● **Objective**
Retype the material below. Keep every word exactly as it is.

● **Information shown**
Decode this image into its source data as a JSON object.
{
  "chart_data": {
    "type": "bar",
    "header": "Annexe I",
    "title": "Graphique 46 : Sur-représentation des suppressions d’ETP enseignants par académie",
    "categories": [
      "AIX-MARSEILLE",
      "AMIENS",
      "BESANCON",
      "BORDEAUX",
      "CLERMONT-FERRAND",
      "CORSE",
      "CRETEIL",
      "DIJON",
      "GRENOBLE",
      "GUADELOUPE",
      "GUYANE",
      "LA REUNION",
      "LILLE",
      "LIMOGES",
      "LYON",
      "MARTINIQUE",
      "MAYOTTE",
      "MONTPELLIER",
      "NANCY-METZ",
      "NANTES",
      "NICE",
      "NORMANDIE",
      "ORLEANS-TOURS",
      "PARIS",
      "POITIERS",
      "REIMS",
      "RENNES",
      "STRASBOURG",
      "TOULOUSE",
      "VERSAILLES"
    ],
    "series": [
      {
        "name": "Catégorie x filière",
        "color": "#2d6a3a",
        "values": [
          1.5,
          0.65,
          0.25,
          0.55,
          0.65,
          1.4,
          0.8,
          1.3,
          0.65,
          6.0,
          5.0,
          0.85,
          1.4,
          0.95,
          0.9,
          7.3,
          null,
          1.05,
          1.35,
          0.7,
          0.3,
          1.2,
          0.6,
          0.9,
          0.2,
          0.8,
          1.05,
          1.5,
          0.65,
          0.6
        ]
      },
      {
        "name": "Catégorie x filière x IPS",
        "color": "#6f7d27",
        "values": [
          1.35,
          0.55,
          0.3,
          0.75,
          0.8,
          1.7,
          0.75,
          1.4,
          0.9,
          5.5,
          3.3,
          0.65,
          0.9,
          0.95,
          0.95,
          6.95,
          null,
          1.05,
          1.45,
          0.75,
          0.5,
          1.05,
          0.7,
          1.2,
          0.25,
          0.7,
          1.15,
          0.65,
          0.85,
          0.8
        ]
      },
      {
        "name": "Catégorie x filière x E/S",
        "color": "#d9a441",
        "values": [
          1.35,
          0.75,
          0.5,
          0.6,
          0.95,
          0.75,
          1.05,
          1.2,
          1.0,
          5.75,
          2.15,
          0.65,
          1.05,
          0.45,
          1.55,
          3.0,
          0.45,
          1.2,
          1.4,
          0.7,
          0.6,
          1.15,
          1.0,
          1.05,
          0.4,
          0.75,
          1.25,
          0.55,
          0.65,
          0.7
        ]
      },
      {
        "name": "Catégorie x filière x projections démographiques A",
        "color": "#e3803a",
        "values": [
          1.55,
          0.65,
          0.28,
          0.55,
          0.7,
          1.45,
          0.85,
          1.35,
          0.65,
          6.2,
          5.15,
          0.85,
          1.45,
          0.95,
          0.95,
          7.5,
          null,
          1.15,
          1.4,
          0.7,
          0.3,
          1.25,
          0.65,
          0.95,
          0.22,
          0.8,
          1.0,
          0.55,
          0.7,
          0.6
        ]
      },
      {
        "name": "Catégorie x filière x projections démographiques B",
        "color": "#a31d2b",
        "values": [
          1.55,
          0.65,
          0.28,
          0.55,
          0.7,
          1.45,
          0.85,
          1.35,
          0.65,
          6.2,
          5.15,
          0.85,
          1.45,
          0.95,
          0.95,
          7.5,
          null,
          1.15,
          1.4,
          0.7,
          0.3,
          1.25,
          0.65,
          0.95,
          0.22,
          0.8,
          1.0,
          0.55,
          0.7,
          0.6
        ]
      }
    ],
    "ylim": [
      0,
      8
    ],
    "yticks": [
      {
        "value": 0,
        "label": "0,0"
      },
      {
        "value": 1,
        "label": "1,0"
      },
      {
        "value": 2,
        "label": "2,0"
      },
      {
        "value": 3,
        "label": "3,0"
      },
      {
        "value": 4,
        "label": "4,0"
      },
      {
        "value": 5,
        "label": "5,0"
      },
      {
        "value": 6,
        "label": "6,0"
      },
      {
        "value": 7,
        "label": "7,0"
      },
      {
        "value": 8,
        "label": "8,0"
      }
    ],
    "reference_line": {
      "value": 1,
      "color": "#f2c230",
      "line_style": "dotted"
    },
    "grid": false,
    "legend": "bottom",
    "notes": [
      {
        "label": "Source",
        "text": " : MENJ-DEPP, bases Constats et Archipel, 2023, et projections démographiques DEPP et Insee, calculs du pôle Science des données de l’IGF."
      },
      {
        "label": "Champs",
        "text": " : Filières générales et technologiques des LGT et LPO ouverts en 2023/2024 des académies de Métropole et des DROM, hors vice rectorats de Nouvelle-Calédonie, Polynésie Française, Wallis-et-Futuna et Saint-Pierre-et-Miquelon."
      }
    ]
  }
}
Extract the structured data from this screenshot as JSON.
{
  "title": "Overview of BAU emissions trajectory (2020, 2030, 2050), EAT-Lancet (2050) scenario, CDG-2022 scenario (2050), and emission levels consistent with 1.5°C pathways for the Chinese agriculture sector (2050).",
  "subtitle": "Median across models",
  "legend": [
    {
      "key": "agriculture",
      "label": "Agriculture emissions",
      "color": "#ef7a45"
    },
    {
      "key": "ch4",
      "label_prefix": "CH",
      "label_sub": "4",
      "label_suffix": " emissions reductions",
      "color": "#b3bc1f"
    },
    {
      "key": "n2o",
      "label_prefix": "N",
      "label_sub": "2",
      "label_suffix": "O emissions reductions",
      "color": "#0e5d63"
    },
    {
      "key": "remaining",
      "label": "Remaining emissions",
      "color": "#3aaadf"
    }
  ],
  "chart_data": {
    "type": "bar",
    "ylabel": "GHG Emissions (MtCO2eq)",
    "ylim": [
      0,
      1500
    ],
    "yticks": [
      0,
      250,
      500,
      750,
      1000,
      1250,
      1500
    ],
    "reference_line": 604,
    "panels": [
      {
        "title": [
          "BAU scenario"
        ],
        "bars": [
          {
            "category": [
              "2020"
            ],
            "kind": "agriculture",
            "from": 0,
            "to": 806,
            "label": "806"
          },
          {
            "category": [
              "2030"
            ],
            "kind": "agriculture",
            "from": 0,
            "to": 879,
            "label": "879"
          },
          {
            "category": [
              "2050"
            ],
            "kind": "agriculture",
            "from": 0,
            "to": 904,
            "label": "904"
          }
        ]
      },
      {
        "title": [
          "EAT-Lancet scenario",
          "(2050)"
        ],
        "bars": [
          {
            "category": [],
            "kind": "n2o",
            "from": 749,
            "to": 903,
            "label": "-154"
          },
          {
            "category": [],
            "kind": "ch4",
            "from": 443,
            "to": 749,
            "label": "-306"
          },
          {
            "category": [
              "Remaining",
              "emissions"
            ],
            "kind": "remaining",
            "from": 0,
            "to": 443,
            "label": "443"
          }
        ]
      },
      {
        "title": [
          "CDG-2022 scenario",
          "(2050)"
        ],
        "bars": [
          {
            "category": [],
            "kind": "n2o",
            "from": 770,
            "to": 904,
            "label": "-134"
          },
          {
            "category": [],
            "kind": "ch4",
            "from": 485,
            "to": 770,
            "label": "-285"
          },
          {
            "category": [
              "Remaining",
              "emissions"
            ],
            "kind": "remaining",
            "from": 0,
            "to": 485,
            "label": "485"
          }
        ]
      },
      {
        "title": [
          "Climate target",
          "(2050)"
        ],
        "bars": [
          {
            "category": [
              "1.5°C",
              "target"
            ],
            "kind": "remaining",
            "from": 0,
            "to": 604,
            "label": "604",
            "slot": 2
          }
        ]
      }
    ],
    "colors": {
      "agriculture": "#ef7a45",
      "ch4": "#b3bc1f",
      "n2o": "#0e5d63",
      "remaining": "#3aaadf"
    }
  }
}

● **Solution for this task**
Decode this image into its source data as a JSON object.
{
  "chart_data": {
    "type": "bar",
    "header": "Annexe I",
    "title": "Graphique 46 : Sur-représentation des suppressions d’ETP enseignants par académie",
    "categories": [
      "AIX-MARSEILLE",
      "AMIENS",
      "BESANCON",
      "BORDEAUX",
      "CLERMONT-FERRAND",
      "CORSE",
      "CRETEIL",
      "DIJON",
      "GRENOBLE",
      "GUADELOUPE",
      "GUYANE",
      "LA REUNION",
      "LILLE",
      "LIMOGES",
      "LYON",
      "MARTINIQUE",
      "MAYOTTE",
      "MONTPELLIER",
      "NANCY-METZ",
      "NANTES",
      "NICE",
      "NORMANDIE",
      "ORLEANS-TOURS",
      "PARIS",
      "POITIERS",
      "REIMS",
      "RENNES",
      "STRASBOURG",
      "TOULOUSE",
      "VERSAILLES"
    ],
    "series": [
      {
        "name": "Catégorie x filière",
        "color": "#2d6a3a",
        "values": [
          1.5,
          0.65,
          0.25,
          0.55,
          0.65,
          1.4,
          0.8,
          1.3,
          0.65,
          6.0,
          5.0,
          0.85,
          1.4,
          0.95,
          0.9,
          7.3,
          null,
          1.05,
          1.35,
          0.7,
          0.3,
          1.2,
          0.6,
          0.9,
          0.2,
          0.8,
          1.05,
          1.5,
          0.65,
          0.6
        ]
      },
      {
        "name": "Catégorie x filière x IPS",
        "color": "#6f7d27",
        "values": [
          1.35,
          0.55,
          0.3,
          0.75,
          0.8,
          1.7,
          0.75,
          1.4,
          0.9,
          5.5,
          3.3,
          0.65,
          0.9,
          0.95,
          0.95,
          6.95,
          null,
          1.05,
          1.45,
          0.75,
          0.5,
          1.05,
          0.7,
          1.2,
          0.25,
          0.7,
          1.15,
          0.65,
          0.85,
          0.8
        ]
      },
      {
        "name": "Catégorie x filière x E/S",
        "color": "#d9a441",
        "values": [
          1.35,
          0.75,
          0.5,
          0.6,
          0.95,
          0.75,
          1.05,
          1.2,
          1.0,
          5.75,
          2.15,
          0.65,
          1.05,
          0.45,
          1.55,
          3.0,
          0.45,
          1.2,
          1.4,
          0.7,
          0.6,
          1.15,
          1.0,
          1.05,
          0.4,
          0.75,
          1.25,
          0.55,
          0.65,
          0.7
        ]
      },
      {
        "name": "Catégorie x filière x projections démographiques A",
        "color": "#e3803a",
        "values": [
          1.55,
          0.65,
          0.28,
          0.55,
          0.7,
          1.45,
          0.85,
          1.35,
          0.65,
          6.2,
          5.15,
          0.85,
          1.45,
          0.95,
          0.95,
          7.5,
          null,
          1.15,
          1.4,
          0.7,
          0.3,
          1.25,
          0.65,
          0.95,
          0.22,
          0.8,
          1.0,
          0.55,
          0.7,
          0.6
        ]
      },
      {
        "name": "Catégorie x filière x projections démographiques B",
        "color": "#a31d2b",
        "values": [
          1.55,
          0.65,
          0.28,
          0.55,
          0.7,
          1.45,
          0.85,
          1.35,
          0.65,
          6.2,
          5.15,
          0.85,
          1.45,
          0.95,
          0.95,
          7.5,
          null,
          1.15,
          1.4,
          0.7,
          0.3,
          1.25,
          0.65,
          0.95,
          0.22,
          0.8,
          1.0,
          0.55,
          0.7,
          0.6
        ]
      }
    ],
    "ylim": [
      0,
      8
    ],
    "yticks": [
      {
        "value": 0,
        "label": "0,0"
      },
      {
        "value": 1,
        "label": "1,0"
      },
      {
        "value": 2,
        "label": "2,0"
      },
      {
        "value": 3,
        "label": "3,0"
      },
      {
        "value": 4,
        "label": "4,0"
      },
      {
        "value": 5,
        "label": "5,0"
      },
      {
        "value": 6,
        "label": "6,0"
      },
      {
        "value": 7,
        "label": "7,0"
      },
      {
        "value": 8,
        "label": "8,0"
      }
    ],
    "reference_line": {
      "value": 1,
      "color": "#f2c230",
      "line_style": "dotted"
    },
    "grid": false,
    "legend": "bottom",
    "notes": [
      {
        "label": "Source",
        "text": " : MENJ-DEPP, bases Constats et Archipel, 2023, et projections démographiques DEPP et Insee, calculs du pôle Science des données de l’IGF."
      },
      {
        "label": "Champs",
        "text": " : Filières générales et technologiques des LGT et LPO ouverts en 2023/2024 des académies de Métropole et des DROM, hors vice rectorats de Nouvelle-Calédonie, Polynésie Française, Wallis-et-Futuna et Saint-Pierre-et-Miquelon."
      }
    ]
  }
}
Extract the structured data from this screenshot as JSON.
{
  "title": "Overview of BAU emissions trajectory (2020, 2030, 2050), EAT-Lancet (2050) scenario, CDG-2022 scenario (2050), and emission levels consistent with 1.5°C pathways for the Chinese agriculture sector (2050).",
  "subtitle": "Median across models",
  "legend": [
    {
      "key": "agriculture",
      "label": "Agriculture emissions",
      "color": "#ef7a45"
    },
    {
      "key": "ch4",
      "label_prefix": "CH",
      "label_sub": "4",
      "label_suffix": " emissions reductions",
      "color": "#b3bc1f"
    },
    {
      "key": "n2o",
      "label_prefix": "N",
      "label_sub": "2",
      "label_suffix": "O emissions reductions",
      "color": "#0e5d63"
    },
    {
      "key": "remaining",
      "label": "Remaining emissions",
      "color": "#3aaadf"
    }
  ],
  "chart_data": {
    "type": "bar",
    "ylabel": "GHG Emissions (MtCO2eq)",
    "ylim": [
      0,
      1500
    ],
    "yticks": [
      0,
      250,
      500,
      750,
      1000,
      1250,
      1500
    ],
    "reference_line": 604,
    "panels": [
      {
        "title": [
          "BAU scenario"
        ],
        "bars": [
          {
            "category": [
              "2020"
            ],
            "kind": "agriculture",
            "from": 0,
            "to": 806,
            "label": "806"
          },
          {
            "category": [
              "2030"
            ],
            "kind": "agriculture",
            "from": 0,
            "to": 879,
            "label": "879"
          },
          {
            "category": [
              "2050"
            ],
            "kind": "agriculture",
            "from": 0,
            "to": 904,
            "label": "904"
          }
        ]
      },
      {
        "title": [
          "EAT-Lancet scenario",
          "(2050)"
        ],
        "bars": [
          {
            "category": [],
            "kind": "n2o",
            "from": 749,
            "to": 903,
            "label": "-154"
          },
          {
            "category": [],
            "kind": "ch4",
            "from": 443,
            "to": 749,
            "label": "-306"
          },
          {
            "category": [
              "Remaining",
              "emissions"
            ],
            "kind": "remaining",
            "from": 0,
            "to": 443,
            "label": "443"
          }
        ]
      },
      {
        "title": [
          "CDG-2022 scenario",
          "(2050)"
        ],
        "bars": [
          {
            "category": [],
            "kind": "n2o",
            "from": 770,
            "to": 904,
            "label": "-134"
          },
          {
            "category": [],
            "kind": "ch4",
            "from": 485,
            "to": 770,
            "label": "-285"
          },
          {
            "category": [
              "Remaining",
              "emissions"
            ],
            "kind": "remaining",
            "from": 0,
            "to": 485,
            "label": "485"
          }
        ]
      },
      {
        "title": [
          "Climate target",
          "(2050)"
        ],
        "bars": [
          {
            "category": [
              "1.5°C",
              "target"
            ],
            "kind": "remaining",
            "from": 0,
            "to": 604,
            "label": "604",
            "slot": 2
          }
        ]
      }
    ],
    "colors": {
      "agriculture": "#ef7a45",
      "ch4": "#b3bc1f",
      "n2o": "#0e5d63",
      "remaining": "#3aaadf"
    }
  }
}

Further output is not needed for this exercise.